Dataset records:
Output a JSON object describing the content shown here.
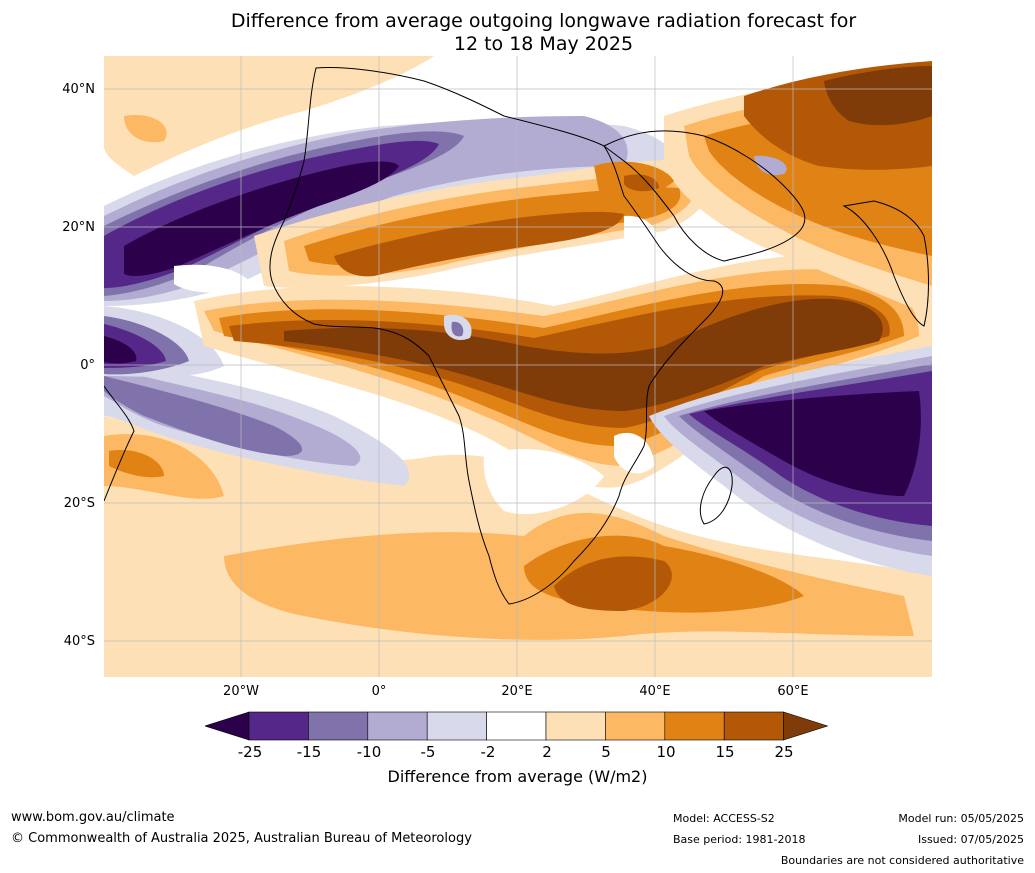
{
  "title": {
    "line1": "Difference from average outgoing longwave radiation forecast for",
    "line2": "12 to 18 May 2025"
  },
  "map": {
    "lat_labels": [
      "40°N",
      "20°N",
      "0°",
      "20°S",
      "40°S"
    ],
    "lon_labels": [
      "20°W",
      "0°",
      "20°E",
      "40°E",
      "60°E"
    ],
    "colors": {
      "lt_-25": "#2d004b",
      "-25_-15": "#542788",
      "-15_-10": "#8073ac",
      "-10_-5": "#b2abd2",
      "-5_-2": "#d8daeb",
      "-2_2": "#ffffff",
      "2_5": "#fee0b6",
      "5_10": "#fdb863",
      "10_15": "#e08214",
      "15_25": "#b35806",
      "gt_25": "#7f3b08"
    }
  },
  "colorbar": {
    "ticks": [
      "-25",
      "-15",
      "-10",
      "-5",
      "-2",
      "2",
      "5",
      "10",
      "15",
      "25"
    ],
    "colors": [
      "#2d004b",
      "#542788",
      "#8073ac",
      "#b2abd2",
      "#d8daeb",
      "#ffffff",
      "#fee0b6",
      "#fdb863",
      "#e08214",
      "#b35806",
      "#7f3b08"
    ],
    "label": "Difference from average (W/m2)"
  },
  "footer": {
    "website": "www.bom.gov.au/climate",
    "copyright": "© Commonwealth of Australia 2025, Australian Bureau of Meteorology",
    "model": "Model: ACCESS-S2",
    "base_period": "Base period: 1981-2018",
    "model_run": "Model run: 05/05/2025",
    "issued": "Issued: 07/05/2025",
    "disclaimer": "Boundaries are not considered authoritative"
  }
}
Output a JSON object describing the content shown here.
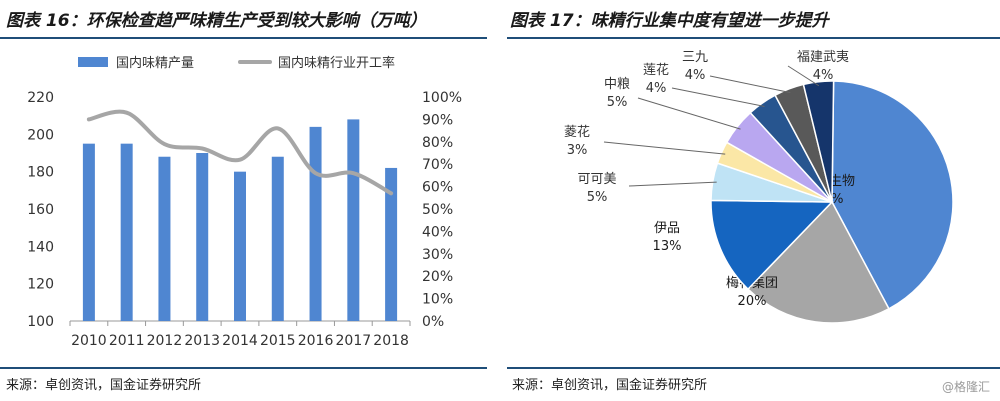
{
  "left": {
    "title": "图表 16：环保检查趋严味精生产受到较大影响（万吨）",
    "source": "来源：卓创资讯，国金证券研究所"
  },
  "right": {
    "title": "图表 17：味精行业集中度有望进一步提升",
    "source": "来源：卓创资讯，国金证券研究所"
  },
  "watermark": "@格隆汇",
  "chart_data": [
    {
      "type": "bar",
      "categories": [
        "2010",
        "2011",
        "2012",
        "2013",
        "2014",
        "2015",
        "2016",
        "2017",
        "2018"
      ],
      "series": [
        {
          "name": "国内味精产量",
          "type": "bar",
          "axis": "left",
          "values": [
            195,
            195,
            188,
            190,
            180,
            188,
            204,
            208,
            182
          ]
        },
        {
          "name": "国内味精行业开工率",
          "type": "line",
          "axis": "right",
          "values": [
            90,
            93,
            79,
            77,
            72,
            86,
            66,
            66,
            57
          ]
        }
      ],
      "ylim": [
        100,
        220
      ],
      "yticks": [
        100,
        120,
        140,
        160,
        180,
        200,
        220
      ],
      "y2lim": [
        0,
        100
      ],
      "y2ticks": [
        "0%",
        "10%",
        "20%",
        "30%",
        "40%",
        "50%",
        "60%",
        "70%",
        "80%",
        "90%",
        "100%"
      ],
      "legend": "top",
      "grid": false,
      "colors": {
        "bar": "#4f86d1",
        "line": "#a6a6a6"
      }
    },
    {
      "type": "pie",
      "slices": [
        {
          "label": "阜丰生物",
          "value": 42,
          "text": "42%",
          "color": "#4f86d1"
        },
        {
          "label": "梅花集团",
          "value": 20,
          "text": "20%",
          "color": "#a6a6a6"
        },
        {
          "label": "伊品",
          "value": 13,
          "text": "13%",
          "color": "#1565c0"
        },
        {
          "label": "可可美",
          "value": 5,
          "text": "5%",
          "color": "#bfe3f5"
        },
        {
          "label": "菱花",
          "value": 3,
          "text": "3%",
          "color": "#fbe7a6"
        },
        {
          "label": "中粮",
          "value": 5,
          "text": "5%",
          "color": "#b9a7f0"
        },
        {
          "label": "莲花",
          "value": 4,
          "text": "4%",
          "color": "#27558f"
        },
        {
          "label": "三九",
          "value": 4,
          "text": "4%",
          "color": "#595959"
        },
        {
          "label": "福建武夷",
          "value": 4,
          "text": "4%",
          "color": "#15356b"
        }
      ]
    }
  ]
}
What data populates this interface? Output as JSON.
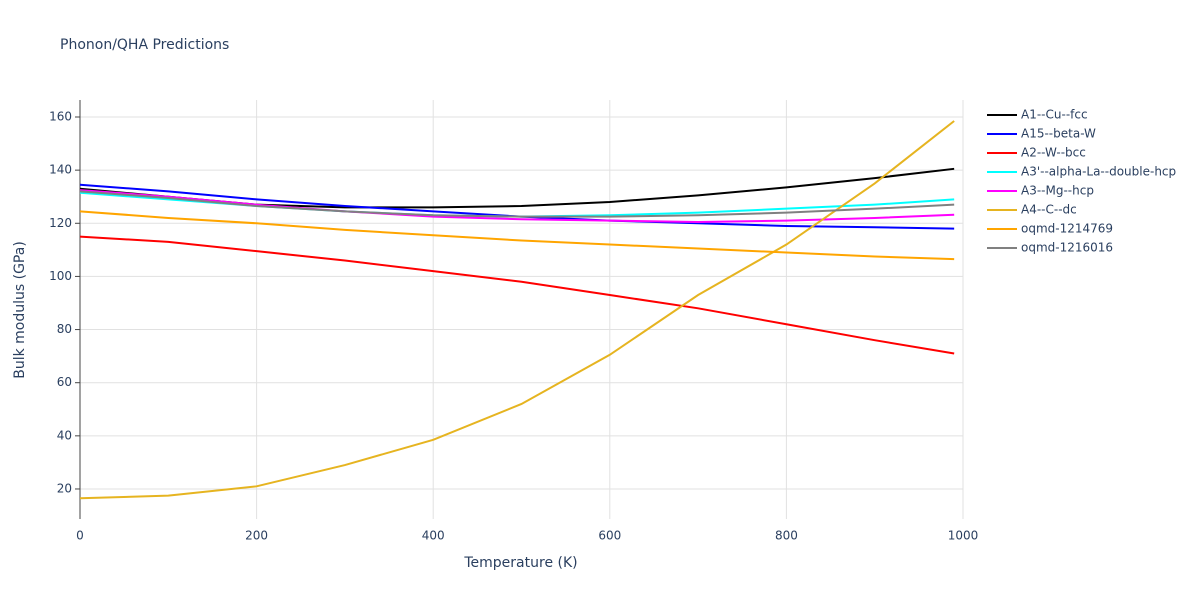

Task requirements: Write out the entries above word for word. Do not include the pictures.

Result of the exercise:
Output a JSON object describing the content shown here.
{
  "title": {
    "line1": "Difference from average outgoing longwave radiation forecast for",
    "line2": "12 to 18 May 2025"
  },
  "map": {
    "lat_labels": [
      "40°N",
      "20°N",
      "0°",
      "20°S",
      "40°S"
    ],
    "lon_labels": [
      "20°W",
      "0°",
      "20°E",
      "40°E",
      "60°E"
    ],
    "colors": {
      "lt_-25": "#2d004b",
      "-25_-15": "#542788",
      "-15_-10": "#8073ac",
      "-10_-5": "#b2abd2",
      "-5_-2": "#d8daeb",
      "-2_2": "#ffffff",
      "2_5": "#fee0b6",
      "5_10": "#fdb863",
      "10_15": "#e08214",
      "15_25": "#b35806",
      "gt_25": "#7f3b08"
    }
  },
  "colorbar": {
    "ticks": [
      "-25",
      "-15",
      "-10",
      "-5",
      "-2",
      "2",
      "5",
      "10",
      "15",
      "25"
    ],
    "colors": [
      "#2d004b",
      "#542788",
      "#8073ac",
      "#b2abd2",
      "#d8daeb",
      "#ffffff",
      "#fee0b6",
      "#fdb863",
      "#e08214",
      "#b35806",
      "#7f3b08"
    ],
    "label": "Difference from average (W/m2)"
  },
  "footer": {
    "website": "www.bom.gov.au/climate",
    "copyright": "© Commonwealth of Australia 2025, Australian Bureau of Meteorology",
    "model": "Model: ACCESS-S2",
    "base_period": "Base period: 1981-2018",
    "model_run": "Model run: 05/05/2025",
    "issued": "Issued: 07/05/2025",
    "disclaimer": "Boundaries are not considered authoritative"
  }
}
Output a JSON object describing the content shown here.
{
  "left": {
    "title": "图表 16：环保检查趋严味精生产受到较大影响（万吨）",
    "source": "来源：卓创资讯，国金证券研究所"
  },
  "right": {
    "title": "图表 17：味精行业集中度有望进一步提升",
    "source": "来源：卓创资讯，国金证券研究所"
  },
  "watermark": "@格隆汇",
  "chart_data": [
    {
      "type": "bar",
      "categories": [
        "2010",
        "2011",
        "2012",
        "2013",
        "2014",
        "2015",
        "2016",
        "2017",
        "2018"
      ],
      "series": [
        {
          "name": "国内味精产量",
          "type": "bar",
          "axis": "left",
          "values": [
            195,
            195,
            188,
            190,
            180,
            188,
            204,
            208,
            182
          ]
        },
        {
          "name": "国内味精行业开工率",
          "type": "line",
          "axis": "right",
          "values": [
            90,
            93,
            79,
            77,
            72,
            86,
            66,
            66,
            57
          ]
        }
      ],
      "ylim": [
        100,
        220
      ],
      "yticks": [
        100,
        120,
        140,
        160,
        180,
        200,
        220
      ],
      "y2lim": [
        0,
        100
      ],
      "y2ticks": [
        "0%",
        "10%",
        "20%",
        "30%",
        "40%",
        "50%",
        "60%",
        "70%",
        "80%",
        "90%",
        "100%"
      ],
      "legend": "top",
      "grid": false,
      "colors": {
        "bar": "#4f86d1",
        "line": "#a6a6a6"
      }
    },
    {
      "type": "pie",
      "slices": [
        {
          "label": "阜丰生物",
          "value": 42,
          "text": "42%",
          "color": "#4f86d1"
        },
        {
          "label": "梅花集团",
          "value": 20,
          "text": "20%",
          "color": "#a6a6a6"
        },
        {
          "label": "伊品",
          "value": 13,
          "text": "13%",
          "color": "#1565c0"
        },
        {
          "label": "可可美",
          "value": 5,
          "text": "5%",
          "color": "#bfe3f5"
        },
        {
          "label": "菱花",
          "value": 3,
          "text": "3%",
          "color": "#fbe7a6"
        },
        {
          "label": "中粮",
          "value": 5,
          "text": "5%",
          "color": "#b9a7f0"
        },
        {
          "label": "莲花",
          "value": 4,
          "text": "4%",
          "color": "#27558f"
        },
        {
          "label": "三九",
          "value": 4,
          "text": "4%",
          "color": "#595959"
        },
        {
          "label": "福建武夷",
          "value": 4,
          "text": "4%",
          "color": "#15356b"
        }
      ]
    }
  ]
}
What data populates this interface? Output as JSON.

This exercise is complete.